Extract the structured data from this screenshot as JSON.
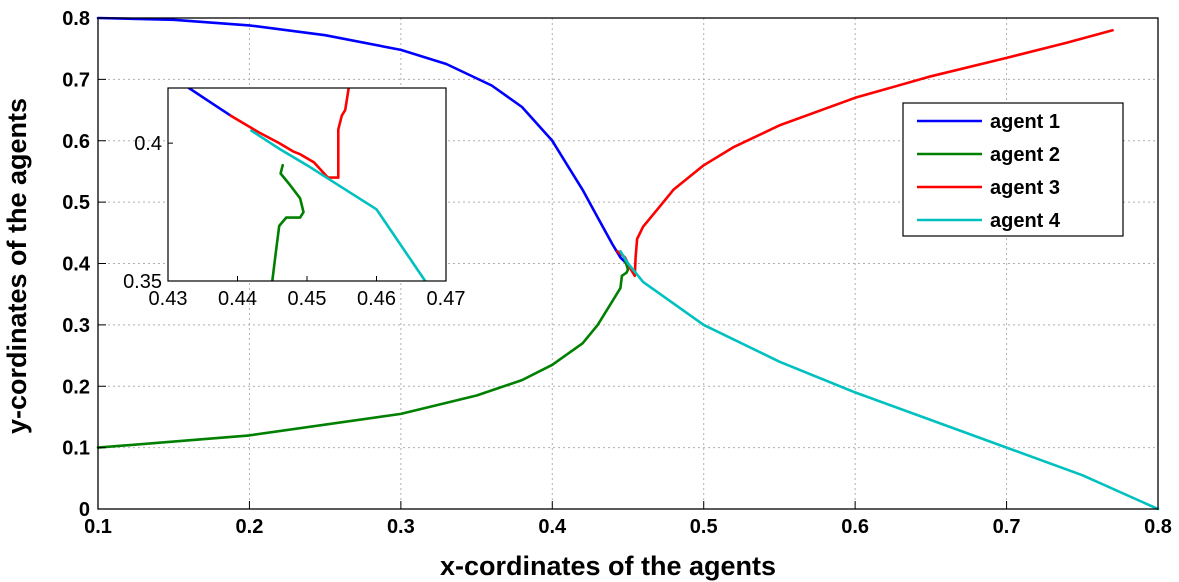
{
  "chart_data": {
    "type": "line",
    "title": "",
    "xlabel": "x-cordinates of the agents",
    "ylabel": "y-cordinates of the agents",
    "xlim": [
      0.1,
      0.8
    ],
    "ylim": [
      0,
      0.8
    ],
    "xticks": [
      "0.1",
      "0.2",
      "0.3",
      "0.4",
      "0.5",
      "0.6",
      "0.7",
      "0.8"
    ],
    "yticks": [
      "0",
      "0.1",
      "0.2",
      "0.3",
      "0.4",
      "0.5",
      "0.6",
      "0.7",
      "0.8"
    ],
    "grid": true,
    "legend_position": "top-right",
    "series": [
      {
        "name": "agent 1",
        "color": "#0000ff",
        "points": [
          [
            0.1,
            0.8
          ],
          [
            0.15,
            0.797
          ],
          [
            0.2,
            0.788
          ],
          [
            0.25,
            0.772
          ],
          [
            0.3,
            0.748
          ],
          [
            0.33,
            0.725
          ],
          [
            0.36,
            0.69
          ],
          [
            0.38,
            0.655
          ],
          [
            0.4,
            0.6
          ],
          [
            0.41,
            0.56
          ],
          [
            0.42,
            0.52
          ],
          [
            0.43,
            0.475
          ],
          [
            0.44,
            0.43
          ],
          [
            0.445,
            0.41
          ],
          [
            0.449,
            0.4
          ]
        ]
      },
      {
        "name": "agent 2",
        "color": "#008000",
        "points": [
          [
            0.1,
            0.1
          ],
          [
            0.2,
            0.12
          ],
          [
            0.3,
            0.155
          ],
          [
            0.35,
            0.185
          ],
          [
            0.38,
            0.21
          ],
          [
            0.4,
            0.235
          ],
          [
            0.42,
            0.27
          ],
          [
            0.43,
            0.3
          ],
          [
            0.44,
            0.34
          ],
          [
            0.445,
            0.36
          ],
          [
            0.446,
            0.38
          ],
          [
            0.449,
            0.385
          ],
          [
            0.45,
            0.39
          ],
          [
            0.449,
            0.398
          ],
          [
            0.448,
            0.405
          ]
        ]
      },
      {
        "name": "agent 3",
        "color": "#ff0000",
        "points": [
          [
            0.443,
            0.42
          ],
          [
            0.448,
            0.41
          ],
          [
            0.452,
            0.39
          ],
          [
            0.4545,
            0.38
          ],
          [
            0.455,
            0.41
          ],
          [
            0.456,
            0.44
          ],
          [
            0.46,
            0.46
          ],
          [
            0.47,
            0.49
          ],
          [
            0.48,
            0.52
          ],
          [
            0.5,
            0.56
          ],
          [
            0.52,
            0.59
          ],
          [
            0.55,
            0.625
          ],
          [
            0.6,
            0.67
          ],
          [
            0.65,
            0.705
          ],
          [
            0.7,
            0.735
          ],
          [
            0.74,
            0.76
          ],
          [
            0.77,
            0.78
          ]
        ]
      },
      {
        "name": "agent 4",
        "color": "#00c0c0",
        "points": [
          [
            0.445,
            0.42
          ],
          [
            0.45,
            0.4
          ],
          [
            0.455,
            0.385
          ],
          [
            0.46,
            0.37
          ],
          [
            0.48,
            0.335
          ],
          [
            0.5,
            0.3
          ],
          [
            0.55,
            0.24
          ],
          [
            0.6,
            0.19
          ],
          [
            0.65,
            0.145
          ],
          [
            0.7,
            0.1
          ],
          [
            0.75,
            0.055
          ],
          [
            0.8,
            0.0
          ]
        ]
      }
    ],
    "inset": {
      "xlim": [
        0.43,
        0.47
      ],
      "ylim": [
        0.35,
        0.42
      ],
      "xticks": [
        "0.43",
        "0.44",
        "0.45",
        "0.46",
        "0.47"
      ],
      "yticks": [
        "0.35",
        "0.4"
      ],
      "series": [
        {
          "name": "agent 1",
          "color": "#0000ff",
          "points": [
            [
              0.433,
              0.42
            ],
            [
              0.436,
              0.415
            ],
            [
              0.439,
              0.41
            ]
          ]
        },
        {
          "name": "agent 2",
          "color": "#008000",
          "points": [
            [
              0.445,
              0.35
            ],
            [
              0.4455,
              0.36
            ],
            [
              0.446,
              0.37
            ],
            [
              0.447,
              0.373
            ],
            [
              0.449,
              0.373
            ],
            [
              0.4495,
              0.375
            ],
            [
              0.449,
              0.38
            ],
            [
              0.4475,
              0.385
            ],
            [
              0.4462,
              0.389
            ],
            [
              0.4465,
              0.392
            ]
          ]
        },
        {
          "name": "agent 3",
          "color": "#ff0000",
          "points": [
            [
              0.439,
              0.41
            ],
            [
              0.443,
              0.404
            ],
            [
              0.446,
              0.4
            ],
            [
              0.448,
              0.397
            ],
            [
              0.449,
              0.396
            ],
            [
              0.451,
              0.393
            ],
            [
              0.453,
              0.3875
            ],
            [
              0.4545,
              0.3875
            ],
            [
              0.4545,
              0.4
            ],
            [
              0.4545,
              0.405
            ],
            [
              0.455,
              0.41
            ],
            [
              0.4555,
              0.412
            ],
            [
              0.456,
              0.42
            ]
          ]
        },
        {
          "name": "agent 4",
          "color": "#00c0c0",
          "points": [
            [
              0.442,
              0.4045
            ],
            [
              0.446,
              0.398
            ],
            [
              0.45,
              0.392
            ],
            [
              0.455,
              0.384
            ],
            [
              0.46,
              0.376
            ],
            [
              0.467,
              0.35
            ]
          ]
        }
      ]
    }
  }
}
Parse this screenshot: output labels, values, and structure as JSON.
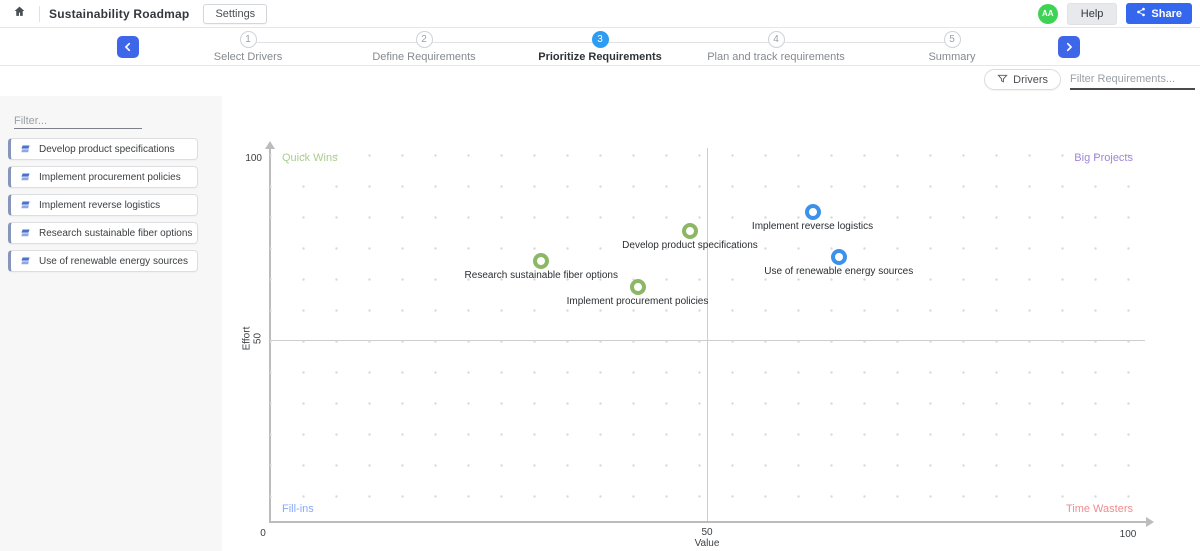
{
  "header": {
    "title": "Sustainability Roadmap",
    "settings_label": "Settings",
    "avatar_initials": "AA",
    "help_label": "Help",
    "share_label": "Share"
  },
  "stepper": {
    "steps": [
      {
        "number": "1",
        "label": "Select Drivers",
        "active": false
      },
      {
        "number": "2",
        "label": "Define Requirements",
        "active": false
      },
      {
        "number": "3",
        "label": "Prioritize Requirements",
        "active": true
      },
      {
        "number": "4",
        "label": "Plan and track requirements",
        "active": false
      },
      {
        "number": "5",
        "label": "Summary",
        "active": false
      }
    ]
  },
  "toolbar": {
    "drivers_label": "Drivers",
    "requirements_filter_placeholder": "Filter Requirements..."
  },
  "sidebar": {
    "filter_placeholder": "Filter...",
    "items": [
      {
        "label": "Develop product specifications"
      },
      {
        "label": "Implement procurement policies"
      },
      {
        "label": "Implement reverse logistics"
      },
      {
        "label": "Research sustainable fiber options"
      },
      {
        "label": "Use of renewable energy sources"
      }
    ]
  },
  "chart_data": {
    "type": "scatter",
    "xlabel": "Value",
    "ylabel": "Effort",
    "xlim": [
      0,
      100
    ],
    "ylim": [
      0,
      100
    ],
    "x_ticks": [
      "0",
      "50",
      "100"
    ],
    "y_ticks": [
      "50",
      "100"
    ],
    "grid": "dotted",
    "quadrants": {
      "top_left": {
        "label": "Quick Wins",
        "color": "#a9cf8a"
      },
      "top_right": {
        "label": "Big Projects",
        "color": "#9f86d8"
      },
      "bottom_left": {
        "label": "Fill-ins",
        "color": "#89a8f5"
      },
      "bottom_right": {
        "label": "Time Wasters",
        "color": "#ee8d8d"
      }
    },
    "series": [
      {
        "name": "green-requirements",
        "color": "#8cb765",
        "points": [
          {
            "label": "Develop product specifications",
            "value": 48,
            "effort": 78
          },
          {
            "label": "Research sustainable fiber options",
            "value": 31,
            "effort": 70
          },
          {
            "label": "Implement procurement policies",
            "value": 42,
            "effort": 63
          }
        ]
      },
      {
        "name": "blue-requirements",
        "color": "#3c92ea",
        "points": [
          {
            "label": "Implement reverse logistics",
            "value": 62,
            "effort": 83
          },
          {
            "label": "Use of renewable energy sources",
            "value": 65,
            "effort": 71
          }
        ]
      }
    ]
  },
  "colors": {
    "primary_blue": "#3467ee",
    "active_step_blue": "#2d9cf1",
    "avatar_green": "#3fd355",
    "sidebar_accent": "#8795bb"
  }
}
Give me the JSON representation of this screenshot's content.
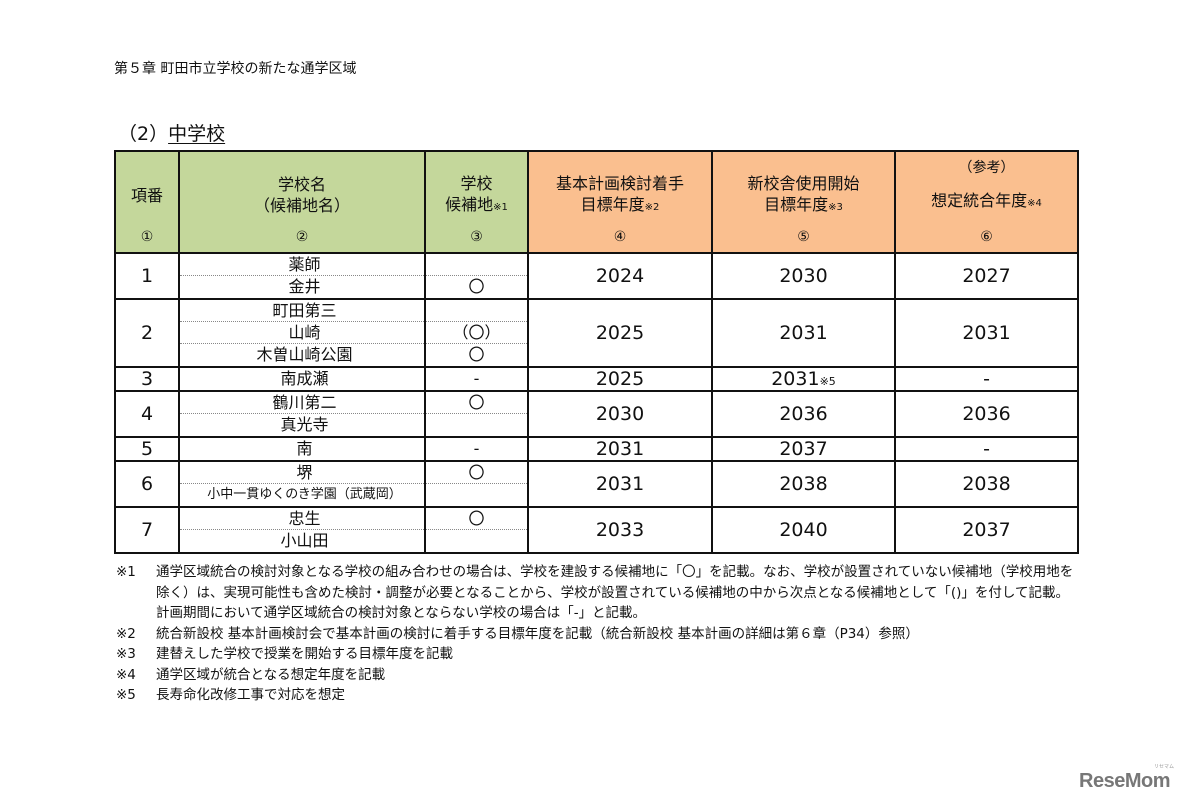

Direction:
Search the records for the word "this". Copy every line that has it.

The output:
Extract the structured data from this screenshot as JSON.
Parse this screenshot: output labels, values, and structure as JSON.
Give me the JSON representation of this screenshot's content.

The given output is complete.